#### Task objective:
Give nothing except the number of lines containing the word "BITTREX".

#### Data for this task:
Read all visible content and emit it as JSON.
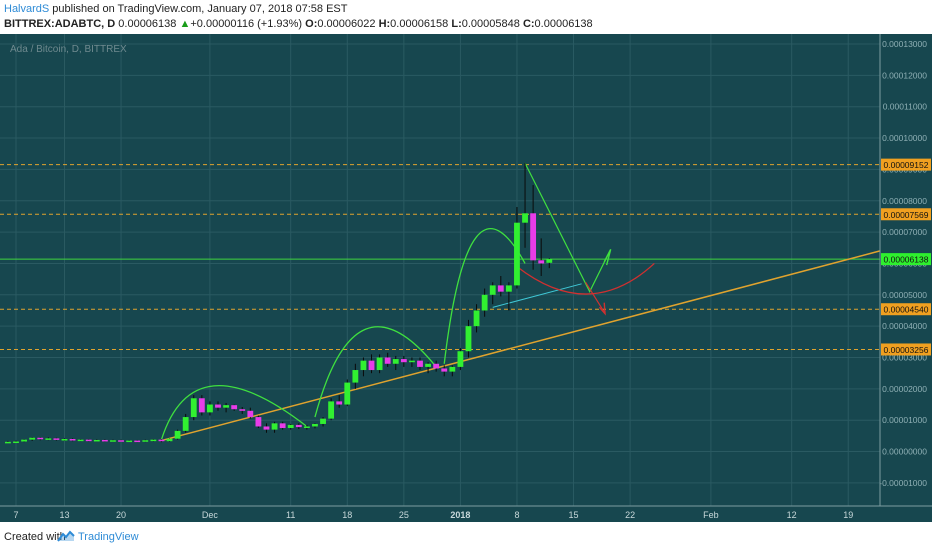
{
  "header": {
    "author": "HalvardS",
    "published_text": " published on TradingView.com, January 07, 2018 07:58 EST",
    "symbol": "BITTREX:ADABTC, D",
    "last": "0.00006138",
    "change": "+0.00000116 (+1.93%)",
    "o_label": "O:",
    "o": "0.00006022",
    "h_label": "H:",
    "h": "0.00006158",
    "l_label": "L:",
    "l": "0.00005848",
    "c_label": "C:",
    "c": "0.00006138"
  },
  "footer": {
    "created_with": "Created with",
    "brand": "TradingView"
  },
  "chart_data": {
    "type": "candlestick",
    "title": "Ada / Bitcoin, D, BITTREX",
    "y_ticks": [
      "0.00013000",
      "0.00012000",
      "0.00011000",
      "0.00010000",
      "0.00009000",
      "0.00008000",
      "0.00007000",
      "0.00006000",
      "0.00005000",
      "0.00004000",
      "0.00003000",
      "0.00002000",
      "0.00001000",
      "0.00000000",
      "-0.00001000"
    ],
    "y_tick_values": [
      13,
      12,
      11,
      10,
      9,
      8,
      7,
      6,
      5,
      4,
      3,
      2,
      1,
      0,
      -1
    ],
    "ylim": [
      -1.4,
      13.6
    ],
    "y_unit_scale": "values in units of 0.00001 BTC",
    "x_ticks": [
      "7",
      "13",
      "20",
      "Dec",
      "11",
      "18",
      "25",
      "2018",
      "8",
      "15",
      "22",
      "Feb",
      "12",
      "19"
    ],
    "x_tick_days": [
      0,
      6,
      13,
      24,
      34,
      41,
      48,
      55,
      62,
      69,
      76,
      86,
      96,
      103
    ],
    "x_day0": "2017-11-07",
    "x_range_days": [
      -1,
      104
    ],
    "price_levels": [
      {
        "label": "0.00009152",
        "value": 9.152,
        "style": "dashed",
        "color": "#e0a32e"
      },
      {
        "label": "0.00007569",
        "value": 7.569,
        "style": "dashed",
        "color": "#e0a32e"
      },
      {
        "label": "0.00006138",
        "value": 6.138,
        "style": "solid",
        "color": "#3fd63f"
      },
      {
        "label": "0.00004540",
        "value": 4.54,
        "style": "dashed",
        "color": "#e0a32e"
      },
      {
        "label": "0.00003256",
        "value": 3.256,
        "style": "dashed",
        "color": "#e0a32e"
      }
    ],
    "candles": [
      {
        "d": -1,
        "o": 0.3,
        "h": 0.34,
        "l": 0.27,
        "c": 0.31
      },
      {
        "d": 0,
        "o": 0.31,
        "h": 0.35,
        "l": 0.29,
        "c": 0.32
      },
      {
        "d": 1,
        "o": 0.32,
        "h": 0.4,
        "l": 0.3,
        "c": 0.38
      },
      {
        "d": 2,
        "o": 0.38,
        "h": 0.46,
        "l": 0.34,
        "c": 0.44
      },
      {
        "d": 3,
        "o": 0.44,
        "h": 0.46,
        "l": 0.36,
        "c": 0.4
      },
      {
        "d": 4,
        "o": 0.4,
        "h": 0.45,
        "l": 0.36,
        "c": 0.42
      },
      {
        "d": 5,
        "o": 0.42,
        "h": 0.44,
        "l": 0.35,
        "c": 0.38
      },
      {
        "d": 6,
        "o": 0.38,
        "h": 0.42,
        "l": 0.34,
        "c": 0.4
      },
      {
        "d": 7,
        "o": 0.4,
        "h": 0.42,
        "l": 0.33,
        "c": 0.36
      },
      {
        "d": 8,
        "o": 0.36,
        "h": 0.4,
        "l": 0.33,
        "c": 0.38
      },
      {
        "d": 9,
        "o": 0.38,
        "h": 0.4,
        "l": 0.32,
        "c": 0.35
      },
      {
        "d": 10,
        "o": 0.35,
        "h": 0.39,
        "l": 0.32,
        "c": 0.37
      },
      {
        "d": 11,
        "o": 0.37,
        "h": 0.39,
        "l": 0.31,
        "c": 0.34
      },
      {
        "d": 12,
        "o": 0.34,
        "h": 0.38,
        "l": 0.31,
        "c": 0.36
      },
      {
        "d": 13,
        "o": 0.36,
        "h": 0.38,
        "l": 0.31,
        "c": 0.33
      },
      {
        "d": 14,
        "o": 0.33,
        "h": 0.37,
        "l": 0.31,
        "c": 0.35
      },
      {
        "d": 15,
        "o": 0.35,
        "h": 0.37,
        "l": 0.3,
        "c": 0.32
      },
      {
        "d": 16,
        "o": 0.32,
        "h": 0.38,
        "l": 0.3,
        "c": 0.36
      },
      {
        "d": 17,
        "o": 0.36,
        "h": 0.4,
        "l": 0.32,
        "c": 0.38
      },
      {
        "d": 18,
        "o": 0.38,
        "h": 0.4,
        "l": 0.3,
        "c": 0.33
      },
      {
        "d": 19,
        "o": 0.33,
        "h": 0.42,
        "l": 0.31,
        "c": 0.41
      },
      {
        "d": 20,
        "o": 0.41,
        "h": 0.7,
        "l": 0.38,
        "c": 0.66
      },
      {
        "d": 21,
        "o": 0.66,
        "h": 1.2,
        "l": 0.6,
        "c": 1.1
      },
      {
        "d": 22,
        "o": 1.1,
        "h": 1.8,
        "l": 1.0,
        "c": 1.7
      },
      {
        "d": 23,
        "o": 1.7,
        "h": 1.8,
        "l": 1.15,
        "c": 1.25
      },
      {
        "d": 24,
        "o": 1.25,
        "h": 1.6,
        "l": 1.15,
        "c": 1.5
      },
      {
        "d": 25,
        "o": 1.5,
        "h": 1.6,
        "l": 1.3,
        "c": 1.4
      },
      {
        "d": 26,
        "o": 1.4,
        "h": 1.55,
        "l": 1.25,
        "c": 1.48
      },
      {
        "d": 27,
        "o": 1.48,
        "h": 1.5,
        "l": 1.3,
        "c": 1.35
      },
      {
        "d": 28,
        "o": 1.35,
        "h": 1.42,
        "l": 1.2,
        "c": 1.3
      },
      {
        "d": 29,
        "o": 1.3,
        "h": 1.4,
        "l": 1.05,
        "c": 1.1
      },
      {
        "d": 30,
        "o": 1.1,
        "h": 1.15,
        "l": 0.75,
        "c": 0.8
      },
      {
        "d": 31,
        "o": 0.8,
        "h": 0.9,
        "l": 0.6,
        "c": 0.7
      },
      {
        "d": 32,
        "o": 0.7,
        "h": 0.95,
        "l": 0.6,
        "c": 0.9
      },
      {
        "d": 33,
        "o": 0.9,
        "h": 0.95,
        "l": 0.7,
        "c": 0.75
      },
      {
        "d": 34,
        "o": 0.75,
        "h": 0.88,
        "l": 0.7,
        "c": 0.85
      },
      {
        "d": 35,
        "o": 0.85,
        "h": 0.9,
        "l": 0.72,
        "c": 0.78
      },
      {
        "d": 36,
        "o": 0.78,
        "h": 0.85,
        "l": 0.7,
        "c": 0.8
      },
      {
        "d": 37,
        "o": 0.8,
        "h": 0.9,
        "l": 0.74,
        "c": 0.88
      },
      {
        "d": 38,
        "o": 0.88,
        "h": 1.1,
        "l": 0.8,
        "c": 1.05
      },
      {
        "d": 39,
        "o": 1.05,
        "h": 1.7,
        "l": 1.0,
        "c": 1.6
      },
      {
        "d": 40,
        "o": 1.6,
        "h": 1.8,
        "l": 1.4,
        "c": 1.5
      },
      {
        "d": 41,
        "o": 1.5,
        "h": 2.3,
        "l": 1.45,
        "c": 2.2
      },
      {
        "d": 42,
        "o": 2.2,
        "h": 2.8,
        "l": 2.0,
        "c": 2.6
      },
      {
        "d": 43,
        "o": 2.6,
        "h": 3.0,
        "l": 2.4,
        "c": 2.9
      },
      {
        "d": 44,
        "o": 2.9,
        "h": 3.1,
        "l": 2.5,
        "c": 2.6
      },
      {
        "d": 45,
        "o": 2.6,
        "h": 3.1,
        "l": 2.5,
        "c": 3.0
      },
      {
        "d": 46,
        "o": 3.0,
        "h": 3.15,
        "l": 2.7,
        "c": 2.8
      },
      {
        "d": 47,
        "o": 2.8,
        "h": 3.05,
        "l": 2.6,
        "c": 2.95
      },
      {
        "d": 48,
        "o": 2.95,
        "h": 3.05,
        "l": 2.7,
        "c": 2.85
      },
      {
        "d": 49,
        "o": 2.85,
        "h": 3.0,
        "l": 2.7,
        "c": 2.9
      },
      {
        "d": 50,
        "o": 2.9,
        "h": 3.0,
        "l": 2.6,
        "c": 2.7
      },
      {
        "d": 51,
        "o": 2.7,
        "h": 2.85,
        "l": 2.5,
        "c": 2.8
      },
      {
        "d": 52,
        "o": 2.8,
        "h": 2.9,
        "l": 2.55,
        "c": 2.65
      },
      {
        "d": 53,
        "o": 2.65,
        "h": 2.75,
        "l": 2.4,
        "c": 2.55
      },
      {
        "d": 54,
        "o": 2.55,
        "h": 2.75,
        "l": 2.4,
        "c": 2.7
      },
      {
        "d": 55,
        "o": 2.7,
        "h": 3.3,
        "l": 2.6,
        "c": 3.2
      },
      {
        "d": 56,
        "o": 3.2,
        "h": 4.2,
        "l": 3.0,
        "c": 4.0
      },
      {
        "d": 57,
        "o": 4.0,
        "h": 4.7,
        "l": 3.8,
        "c": 4.5
      },
      {
        "d": 58,
        "o": 4.5,
        "h": 5.2,
        "l": 4.3,
        "c": 5.0
      },
      {
        "d": 59,
        "o": 5.0,
        "h": 5.4,
        "l": 4.7,
        "c": 5.3
      },
      {
        "d": 60,
        "o": 5.3,
        "h": 5.6,
        "l": 4.95,
        "c": 5.1
      },
      {
        "d": 61,
        "o": 5.1,
        "h": 5.4,
        "l": 4.5,
        "c": 5.3
      },
      {
        "d": 62,
        "o": 5.3,
        "h": 7.8,
        "l": 5.2,
        "c": 7.3
      },
      {
        "d": 63,
        "o": 7.3,
        "h": 9.2,
        "l": 6.5,
        "c": 7.6
      },
      {
        "d": 64,
        "o": 7.6,
        "h": 8.5,
        "l": 5.8,
        "c": 6.1
      },
      {
        "d": 65,
        "o": 6.1,
        "h": 6.8,
        "l": 5.6,
        "c": 6.0
      },
      {
        "d": 66,
        "o": 6.02,
        "h": 6.16,
        "l": 5.85,
        "c": 6.14
      }
    ]
  }
}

#### Solution to this problem:
2